#### Records for the exercise ####

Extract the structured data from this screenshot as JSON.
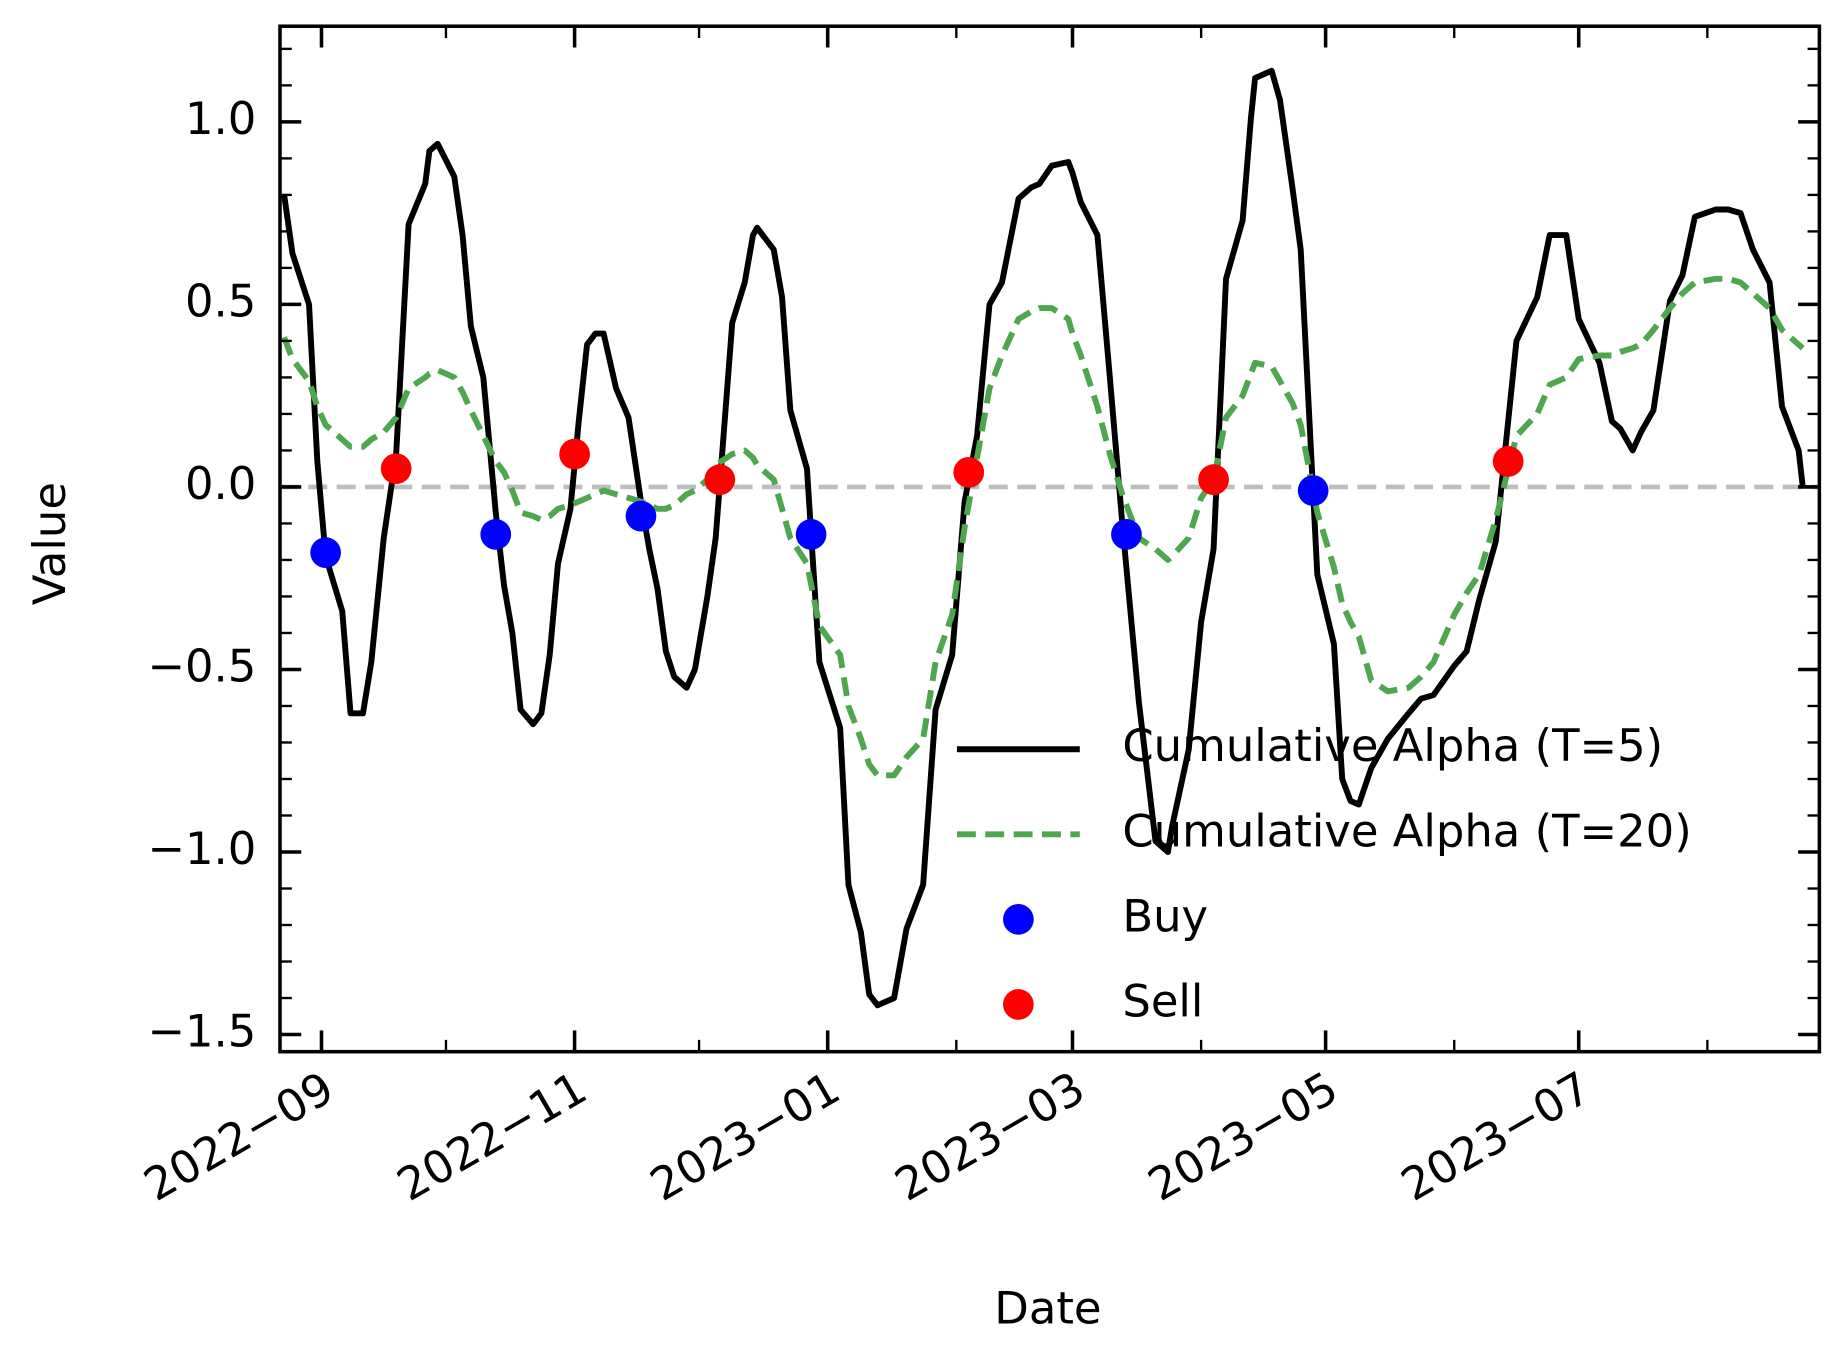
{
  "chart_data": {
    "type": "line",
    "xlabel": "Date",
    "ylabel": "Value",
    "xlim": [
      "2022-08-22",
      "2023-08-28"
    ],
    "ylim": [
      -1.547,
      1.262
    ],
    "xticks": [
      {
        "value": "2022-09",
        "label": "2022−09"
      },
      {
        "value": "2022-11",
        "label": "2022−11"
      },
      {
        "value": "2023-01",
        "label": "2023−01"
      },
      {
        "value": "2023-03",
        "label": "2023−03"
      },
      {
        "value": "2023-05",
        "label": "2023−05"
      },
      {
        "value": "2023-07",
        "label": "2023−07"
      }
    ],
    "xminorticks": [
      "2022-10",
      "2022-12",
      "2023-02",
      "2023-04",
      "2023-06",
      "2023-08"
    ],
    "yticks": [
      {
        "value": -1.5,
        "label": "−1.5"
      },
      {
        "value": -1.0,
        "label": "−1.0"
      },
      {
        "value": -0.5,
        "label": "−0.5"
      },
      {
        "value": 0.0,
        "label": "0.0"
      },
      {
        "value": 0.5,
        "label": "0.5"
      },
      {
        "value": 1.0,
        "label": "1.0"
      }
    ],
    "yminorticks": [
      -1.4,
      -1.3,
      -1.2,
      -1.1,
      -0.9,
      -0.8,
      -0.7,
      -0.6,
      -0.4,
      -0.3,
      -0.2,
      -0.1,
      0.1,
      0.2,
      0.3,
      0.4,
      0.6,
      0.7,
      0.8,
      0.9,
      1.1,
      1.2
    ],
    "hline": {
      "value": 0,
      "color": "#bdbdbd"
    },
    "legend": "lower right",
    "x": [
      "2022-08-23",
      "2022-08-25",
      "2022-08-29",
      "2022-08-31",
      "2022-09-02",
      "2022-09-06",
      "2022-09-08",
      "2022-09-11",
      "2022-09-13",
      "2022-09-16",
      "2022-09-19",
      "2022-09-22",
      "2022-09-26",
      "2022-09-27",
      "2022-09-29",
      "2022-10-03",
      "2022-10-05",
      "2022-10-07",
      "2022-10-10",
      "2022-10-13",
      "2022-10-15",
      "2022-10-17",
      "2022-10-19",
      "2022-10-22",
      "2022-10-24",
      "2022-10-26",
      "2022-10-28",
      "2022-10-31",
      "2022-11-02",
      "2022-11-04",
      "2022-11-06",
      "2022-11-08",
      "2022-11-11",
      "2022-11-14",
      "2022-11-17",
      "2022-11-19",
      "2022-11-21",
      "2022-11-23",
      "2022-11-25",
      "2022-11-28",
      "2022-11-30",
      "2022-12-03",
      "2022-12-05",
      "2022-12-09",
      "2022-12-12",
      "2022-12-14",
      "2022-12-15",
      "2022-12-19",
      "2022-12-21",
      "2022-12-23",
      "2022-12-27",
      "2022-12-30",
      "2023-01-04",
      "2023-01-06",
      "2023-01-09",
      "2023-01-11",
      "2023-01-13",
      "2023-01-17",
      "2023-01-20",
      "2023-01-24",
      "2023-01-27",
      "2023-01-31",
      "2023-02-03",
      "2023-02-06",
      "2023-02-09",
      "2023-02-12",
      "2023-02-16",
      "2023-02-19",
      "2023-02-21",
      "2023-02-24",
      "2023-02-28",
      "2023-03-01",
      "2023-03-03",
      "2023-03-07",
      "2023-03-10",
      "2023-03-13",
      "2023-03-17",
      "2023-03-21",
      "2023-03-24",
      "2023-03-25",
      "2023-03-29",
      "2023-04-01",
      "2023-04-04",
      "2023-04-07",
      "2023-04-11",
      "2023-04-13",
      "2023-04-14",
      "2023-04-18",
      "2023-04-20",
      "2023-04-23",
      "2023-04-25",
      "2023-04-29",
      "2023-05-03",
      "2023-05-05",
      "2023-05-07",
      "2023-05-09",
      "2023-05-12",
      "2023-05-16",
      "2023-05-21",
      "2023-05-24",
      "2023-05-27",
      "2023-06-01",
      "2023-06-04",
      "2023-06-07",
      "2023-06-11",
      "2023-06-16",
      "2023-06-21",
      "2023-06-24",
      "2023-06-28",
      "2023-07-01",
      "2023-07-06",
      "2023-07-09",
      "2023-07-11",
      "2023-07-14",
      "2023-07-16",
      "2023-07-19",
      "2023-07-23",
      "2023-07-26",
      "2023-07-29",
      "2023-08-03",
      "2023-08-06",
      "2023-08-09",
      "2023-08-12",
      "2023-08-16",
      "2023-08-19",
      "2023-08-23",
      "2023-08-24"
    ],
    "series": [
      {
        "name": "Cumulative Alpha (T=5)",
        "color": "#000000",
        "linestyle": "solid",
        "values": [
          0.8,
          0.64,
          0.5,
          0.07,
          -0.19,
          -0.34,
          -0.62,
          -0.62,
          -0.48,
          -0.14,
          0.09,
          0.72,
          0.83,
          0.92,
          0.94,
          0.85,
          0.69,
          0.44,
          0.3,
          -0.07,
          -0.27,
          -0.4,
          -0.61,
          -0.65,
          -0.62,
          -0.46,
          -0.21,
          -0.06,
          0.18,
          0.39,
          0.42,
          0.42,
          0.27,
          0.19,
          -0.04,
          -0.17,
          -0.28,
          -0.45,
          -0.52,
          -0.55,
          -0.5,
          -0.3,
          -0.14,
          0.45,
          0.56,
          0.69,
          0.71,
          0.65,
          0.52,
          0.21,
          0.05,
          -0.48,
          -0.66,
          -1.09,
          -1.22,
          -1.39,
          -1.42,
          -1.4,
          -1.21,
          -1.09,
          -0.61,
          -0.46,
          -0.04,
          0.14,
          0.5,
          0.56,
          0.79,
          0.82,
          0.83,
          0.88,
          0.89,
          0.86,
          0.78,
          0.69,
          0.3,
          -0.1,
          -0.59,
          -0.97,
          -1.0,
          -0.93,
          -0.72,
          -0.37,
          -0.17,
          0.57,
          0.73,
          1.01,
          1.12,
          1.14,
          1.06,
          0.82,
          0.65,
          -0.24,
          -0.43,
          -0.8,
          -0.86,
          -0.87,
          -0.77,
          -0.69,
          -0.62,
          -0.58,
          -0.57,
          -0.49,
          -0.45,
          -0.31,
          -0.15,
          0.4,
          0.52,
          0.69,
          0.69,
          0.46,
          0.34,
          0.18,
          0.16,
          0.1,
          0.15,
          0.21,
          0.51,
          0.58,
          0.74,
          0.76,
          0.76,
          0.75,
          0.65,
          0.56,
          0.22,
          0.1,
          0.0
        ]
      },
      {
        "name": "Cumulative Alpha (T=20)",
        "color": "#4ea64e",
        "linestyle": "dashed",
        "values": [
          0.41,
          0.35,
          0.29,
          0.22,
          0.17,
          0.13,
          0.11,
          0.11,
          0.13,
          0.15,
          0.19,
          0.27,
          0.3,
          0.31,
          0.32,
          0.3,
          0.26,
          0.21,
          0.14,
          0.07,
          0.04,
          -0.01,
          -0.07,
          -0.08,
          -0.09,
          -0.08,
          -0.06,
          -0.05,
          -0.04,
          -0.03,
          -0.02,
          -0.01,
          -0.02,
          -0.03,
          -0.04,
          -0.05,
          -0.06,
          -0.06,
          -0.05,
          -0.02,
          -0.01,
          0.02,
          0.06,
          0.09,
          0.1,
          0.08,
          0.06,
          0.02,
          -0.06,
          -0.14,
          -0.21,
          -0.38,
          -0.46,
          -0.6,
          -0.69,
          -0.76,
          -0.79,
          -0.79,
          -0.74,
          -0.69,
          -0.48,
          -0.35,
          -0.11,
          0.08,
          0.27,
          0.36,
          0.46,
          0.48,
          0.49,
          0.49,
          0.46,
          0.42,
          0.36,
          0.22,
          0.09,
          -0.02,
          -0.14,
          -0.17,
          -0.2,
          -0.19,
          -0.14,
          -0.03,
          0.02,
          0.19,
          0.25,
          0.31,
          0.34,
          0.33,
          0.29,
          0.23,
          0.17,
          -0.07,
          -0.22,
          -0.32,
          -0.37,
          -0.41,
          -0.53,
          -0.56,
          -0.55,
          -0.52,
          -0.48,
          -0.35,
          -0.29,
          -0.24,
          -0.09,
          0.14,
          0.2,
          0.28,
          0.3,
          0.35,
          0.36,
          0.36,
          0.37,
          0.38,
          0.39,
          0.43,
          0.49,
          0.53,
          0.56,
          0.57,
          0.57,
          0.56,
          0.53,
          0.49,
          0.43,
          0.39,
          0.38
        ]
      },
      {
        "name": "Buy",
        "color": "#0000ff",
        "marker": "o",
        "x": [
          "2022-09-02",
          "2022-10-13",
          "2022-11-17",
          "2022-12-28",
          "2023-03-14",
          "2023-04-28"
        ],
        "values": [
          -0.18,
          -0.13,
          -0.08,
          -0.13,
          -0.13,
          -0.01
        ]
      },
      {
        "name": "Sell",
        "color": "#ff0000",
        "marker": "o",
        "x": [
          "2022-09-19",
          "2022-11-01",
          "2022-12-06",
          "2023-02-04",
          "2023-04-04",
          "2023-06-14"
        ],
        "values": [
          0.05,
          0.09,
          0.02,
          0.04,
          0.02,
          0.07
        ]
      }
    ]
  }
}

####

Pick out and copy every line that contains the word "Alpha".

        "name": "Cumulative Alpha (T=5)",
        "name": "Cumulative Alpha (T=20)",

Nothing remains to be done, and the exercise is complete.